● Description of the task
Repeat the listing exactly as given, omitting every image.

● Provided records
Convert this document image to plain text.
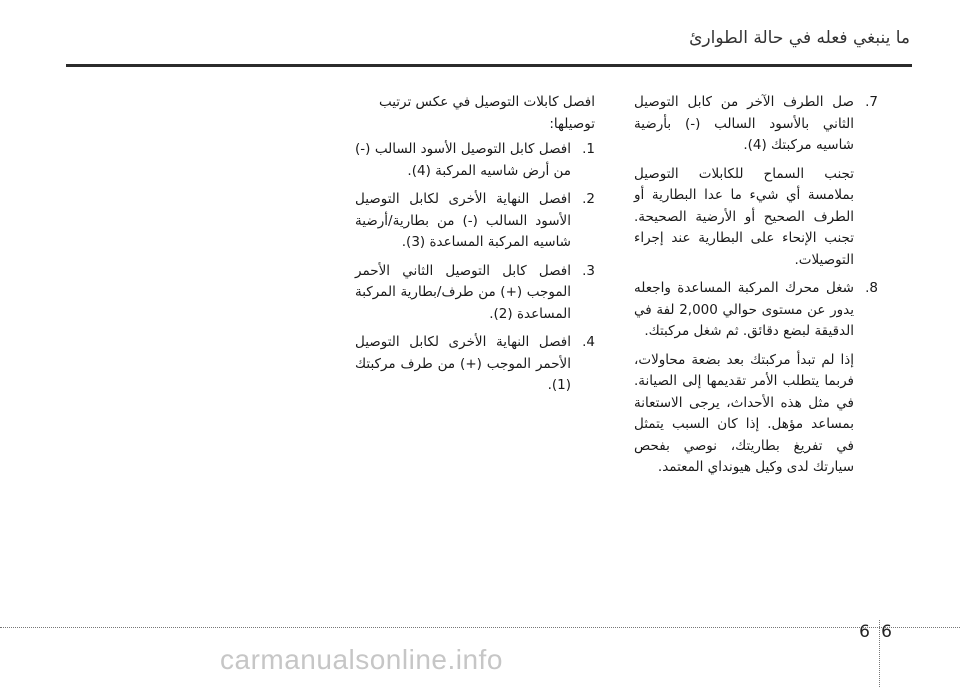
ما ينبغي فعله في حالة الطوارئ
7.
صل الطرف الآخر من كابل التوصيل الثاني بالأسود السالب (-) بأرضية شاسيه مركبتك (4).
تجنب السماح للكابلات التوصيل بملامسة أي شيء ما عدا البطارية أو الطرف الصحيح أو الأرضية الصحيحة. تجنب الإنحاء على البطارية عند إجراء التوصيلات.
8.
شغل محرك المركبة المساعدة واجعله يدور عن مستوى حوالي 2,000 لفة في الدقيقة لبضع دقائق. ثم شغل مركبتك.
إذا لم تبدأ مركبتك بعد بضعة محاولات، فربما يتطلب الأمر تقديمها إلى الصيانة. في مثل هذه الأحداث، يرجى الاستعانة بمساعد مؤهل. إذا كان السبب يتمثل في تفريغ بطاريتك، نوصي بفحص سيارتك لدى وكيل هيونداي المعتمد.

افصل كابلات التوصيل في عكس ترتيب توصيلها:

1.
افصل كابل التوصيل الأسود السالب (-) من أرض شاسيه المركبة (4).
2.
افصل النهاية الأخرى لكابل التوصيل الأسود السالب (-) من بطارية/أرضية شاسيه المركبة المساعدة (3).
3.
افصل كابل التوصيل الثاني الأحمر الموجب (+) من طرف/بطارية المركبة المساعدة (2).
4.
افصل النهاية الأخرى لكابل التوصيل الأحمر الموجب (+) من طرف مركبتك (1).
6
6
carmanualsonline.info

● Solution to the exercise
Convert this document image to plain text.
ما ينبغي فعله في حالة الطوارئ
7.
صل الطرف الآخر من كابل التوصيل الثاني بالأسود السالب (-) بأرضية شاسيه مركبتك (4).
تجنب السماح للكابلات التوصيل بملامسة أي شيء ما عدا البطارية أو الطرف الصحيح أو الأرضية الصحيحة. تجنب الإنحاء على البطارية عند إجراء التوصيلات.
8.
شغل محرك المركبة المساعدة واجعله يدور عن مستوى حوالي 2,000 لفة في الدقيقة لبضع دقائق. ثم شغل مركبتك.
إذا لم تبدأ مركبتك بعد بضعة محاولات، فربما يتطلب الأمر تقديمها إلى الصيانة. في مثل هذه الأحداث، يرجى الاستعانة بمساعد مؤهل. إذا كان السبب يتمثل في تفريغ بطاريتك، نوصي بفحص سيارتك لدى وكيل هيونداي المعتمد.

افصل كابلات التوصيل في عكس ترتيب توصيلها:

1.
افصل كابل التوصيل الأسود السالب (-) من أرض شاسيه المركبة (4).
2.
افصل النهاية الأخرى لكابل التوصيل الأسود السالب (-) من بطارية/أرضية شاسيه المركبة المساعدة (3).
3.
افصل كابل التوصيل الثاني الأحمر الموجب (+) من طرف/بطارية المركبة المساعدة (2).
4.
افصل النهاية الأخرى لكابل التوصيل الأحمر الموجب (+) من طرف مركبتك (1).
6
6
carmanualsonline.info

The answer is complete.